_Task to complete_
Return the entries below verbatim. Pictures stay out.

_Stored items from a collection_
● ● ● ●

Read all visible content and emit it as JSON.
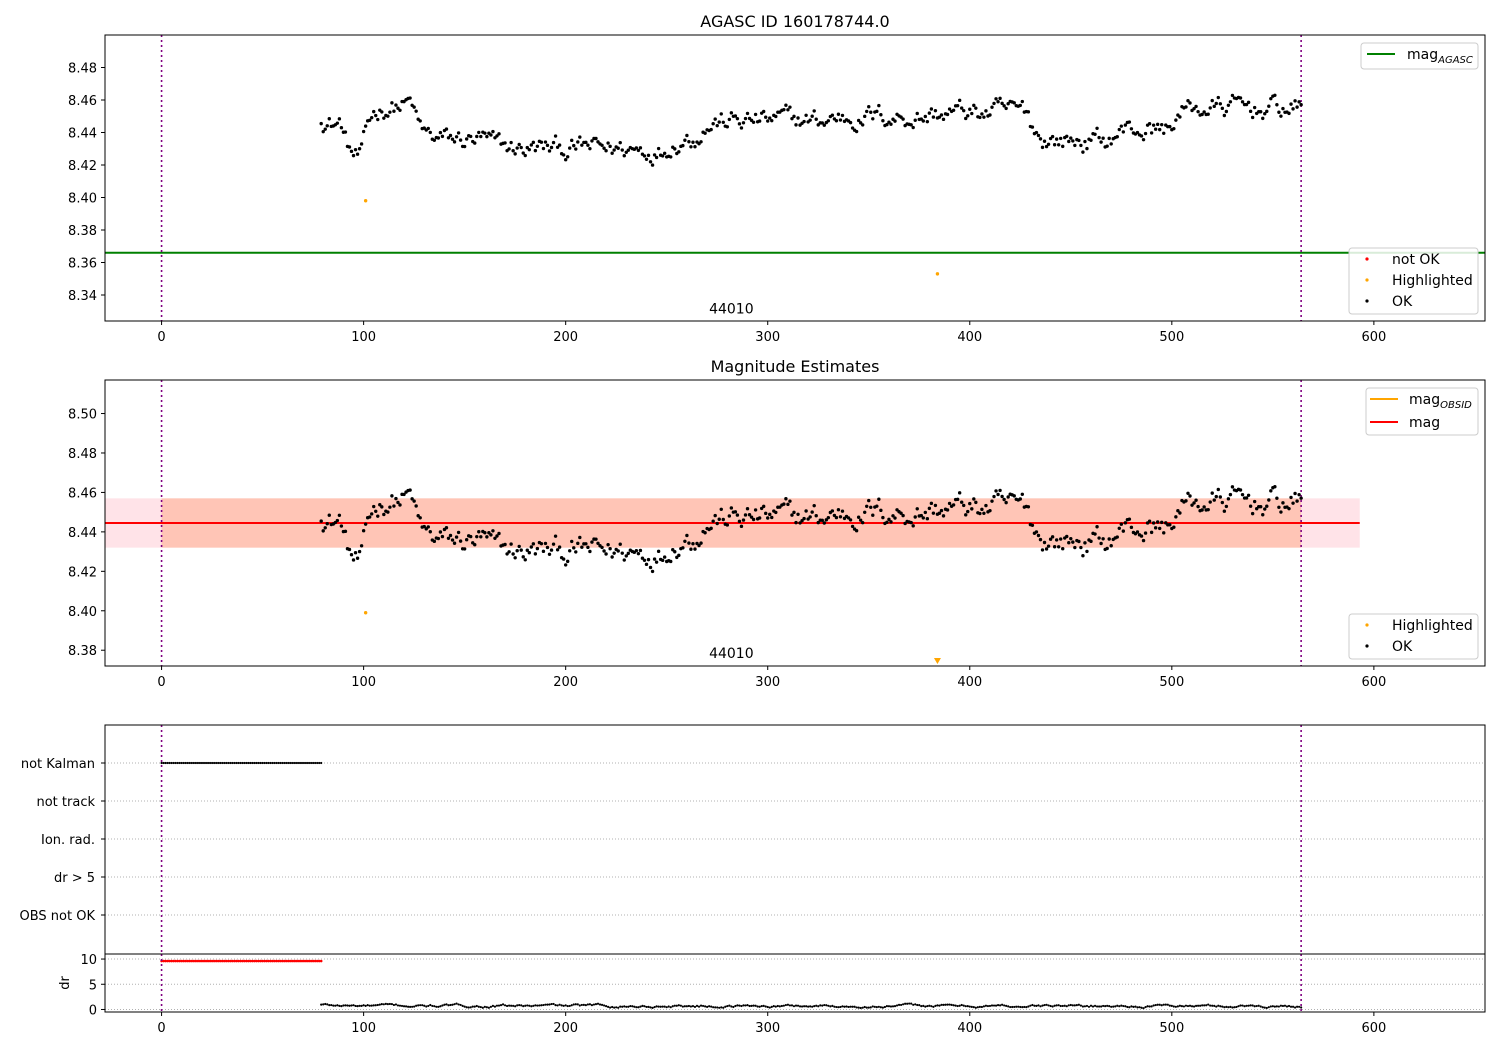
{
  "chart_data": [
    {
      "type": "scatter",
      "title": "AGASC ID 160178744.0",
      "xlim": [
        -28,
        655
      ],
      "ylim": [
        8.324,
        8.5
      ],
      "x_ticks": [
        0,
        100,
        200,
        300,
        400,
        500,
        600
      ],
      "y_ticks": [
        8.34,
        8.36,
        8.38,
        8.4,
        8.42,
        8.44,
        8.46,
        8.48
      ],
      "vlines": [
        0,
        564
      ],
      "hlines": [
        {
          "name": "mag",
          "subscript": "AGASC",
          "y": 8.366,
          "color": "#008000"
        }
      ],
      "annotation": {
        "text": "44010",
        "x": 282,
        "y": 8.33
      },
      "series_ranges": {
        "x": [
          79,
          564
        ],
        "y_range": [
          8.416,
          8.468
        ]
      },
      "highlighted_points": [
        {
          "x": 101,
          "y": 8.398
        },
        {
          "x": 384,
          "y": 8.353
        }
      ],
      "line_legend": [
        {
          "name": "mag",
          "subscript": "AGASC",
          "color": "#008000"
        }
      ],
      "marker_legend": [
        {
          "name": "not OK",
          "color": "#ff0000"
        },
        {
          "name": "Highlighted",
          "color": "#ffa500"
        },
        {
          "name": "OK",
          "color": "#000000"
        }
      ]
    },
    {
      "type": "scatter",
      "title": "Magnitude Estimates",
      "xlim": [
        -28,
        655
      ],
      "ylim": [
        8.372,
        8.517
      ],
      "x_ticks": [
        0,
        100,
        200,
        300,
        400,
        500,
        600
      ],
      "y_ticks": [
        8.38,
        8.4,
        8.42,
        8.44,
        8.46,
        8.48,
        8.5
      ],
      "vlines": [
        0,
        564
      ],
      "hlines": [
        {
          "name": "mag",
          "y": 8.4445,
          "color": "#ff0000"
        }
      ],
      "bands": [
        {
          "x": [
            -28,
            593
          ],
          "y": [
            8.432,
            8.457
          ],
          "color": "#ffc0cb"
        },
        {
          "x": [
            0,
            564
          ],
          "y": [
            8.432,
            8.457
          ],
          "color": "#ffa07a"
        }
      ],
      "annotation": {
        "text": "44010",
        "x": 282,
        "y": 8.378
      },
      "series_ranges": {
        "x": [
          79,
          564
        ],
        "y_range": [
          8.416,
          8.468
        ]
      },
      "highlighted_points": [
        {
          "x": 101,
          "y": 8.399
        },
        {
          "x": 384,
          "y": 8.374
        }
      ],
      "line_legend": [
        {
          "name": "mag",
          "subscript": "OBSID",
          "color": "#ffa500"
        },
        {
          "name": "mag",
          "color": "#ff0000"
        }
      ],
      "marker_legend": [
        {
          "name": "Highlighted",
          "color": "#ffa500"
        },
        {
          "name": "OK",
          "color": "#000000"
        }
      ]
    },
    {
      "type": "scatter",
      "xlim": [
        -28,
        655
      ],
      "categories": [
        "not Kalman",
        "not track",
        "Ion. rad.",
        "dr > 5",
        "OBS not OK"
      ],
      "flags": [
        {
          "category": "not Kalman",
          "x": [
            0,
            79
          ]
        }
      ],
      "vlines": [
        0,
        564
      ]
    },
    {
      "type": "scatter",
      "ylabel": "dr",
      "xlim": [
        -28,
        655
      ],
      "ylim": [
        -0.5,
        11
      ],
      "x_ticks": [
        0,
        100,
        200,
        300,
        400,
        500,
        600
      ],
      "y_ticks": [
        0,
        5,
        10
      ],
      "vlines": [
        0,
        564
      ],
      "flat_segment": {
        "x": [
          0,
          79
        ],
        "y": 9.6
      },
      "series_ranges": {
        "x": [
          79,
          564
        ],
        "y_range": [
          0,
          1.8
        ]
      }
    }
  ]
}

● ● ● ●

_Worked answer_
Read all visible content and emit it as JSON.
{
  "chart_data": [
    {
      "type": "scatter",
      "title": "AGASC ID 160178744.0",
      "xlim": [
        -28,
        655
      ],
      "ylim": [
        8.324,
        8.5
      ],
      "x_ticks": [
        0,
        100,
        200,
        300,
        400,
        500,
        600
      ],
      "y_ticks": [
        8.34,
        8.36,
        8.38,
        8.4,
        8.42,
        8.44,
        8.46,
        8.48
      ],
      "vlines": [
        0,
        564
      ],
      "hlines": [
        {
          "name": "mag",
          "subscript": "AGASC",
          "y": 8.366,
          "color": "#008000"
        }
      ],
      "annotation": {
        "text": "44010",
        "x": 282,
        "y": 8.33
      },
      "series_ranges": {
        "x": [
          79,
          564
        ],
        "y_range": [
          8.416,
          8.468
        ]
      },
      "highlighted_points": [
        {
          "x": 101,
          "y": 8.398
        },
        {
          "x": 384,
          "y": 8.353
        }
      ],
      "line_legend": [
        {
          "name": "mag",
          "subscript": "AGASC",
          "color": "#008000"
        }
      ],
      "marker_legend": [
        {
          "name": "not OK",
          "color": "#ff0000"
        },
        {
          "name": "Highlighted",
          "color": "#ffa500"
        },
        {
          "name": "OK",
          "color": "#000000"
        }
      ]
    },
    {
      "type": "scatter",
      "title": "Magnitude Estimates",
      "xlim": [
        -28,
        655
      ],
      "ylim": [
        8.372,
        8.517
      ],
      "x_ticks": [
        0,
        100,
        200,
        300,
        400,
        500,
        600
      ],
      "y_ticks": [
        8.38,
        8.4,
        8.42,
        8.44,
        8.46,
        8.48,
        8.5
      ],
      "vlines": [
        0,
        564
      ],
      "hlines": [
        {
          "name": "mag",
          "y": 8.4445,
          "color": "#ff0000"
        }
      ],
      "bands": [
        {
          "x": [
            -28,
            593
          ],
          "y": [
            8.432,
            8.457
          ],
          "color": "#ffc0cb"
        },
        {
          "x": [
            0,
            564
          ],
          "y": [
            8.432,
            8.457
          ],
          "color": "#ffa07a"
        }
      ],
      "annotation": {
        "text": "44010",
        "x": 282,
        "y": 8.378
      },
      "series_ranges": {
        "x": [
          79,
          564
        ],
        "y_range": [
          8.416,
          8.468
        ]
      },
      "highlighted_points": [
        {
          "x": 101,
          "y": 8.399
        },
        {
          "x": 384,
          "y": 8.374
        }
      ],
      "line_legend": [
        {
          "name": "mag",
          "subscript": "OBSID",
          "color": "#ffa500"
        },
        {
          "name": "mag",
          "color": "#ff0000"
        }
      ],
      "marker_legend": [
        {
          "name": "Highlighted",
          "color": "#ffa500"
        },
        {
          "name": "OK",
          "color": "#000000"
        }
      ]
    },
    {
      "type": "scatter",
      "xlim": [
        -28,
        655
      ],
      "categories": [
        "not Kalman",
        "not track",
        "Ion. rad.",
        "dr > 5",
        "OBS not OK"
      ],
      "flags": [
        {
          "category": "not Kalman",
          "x": [
            0,
            79
          ]
        }
      ],
      "vlines": [
        0,
        564
      ]
    },
    {
      "type": "scatter",
      "ylabel": "dr",
      "xlim": [
        -28,
        655
      ],
      "ylim": [
        -0.5,
        11
      ],
      "x_ticks": [
        0,
        100,
        200,
        300,
        400,
        500,
        600
      ],
      "y_ticks": [
        0,
        5,
        10
      ],
      "vlines": [
        0,
        564
      ],
      "flat_segment": {
        "x": [
          0,
          79
        ],
        "y": 9.6
      },
      "series_ranges": {
        "x": [
          79,
          564
        ],
        "y_range": [
          0,
          1.8
        ]
      }
    }
  ]
}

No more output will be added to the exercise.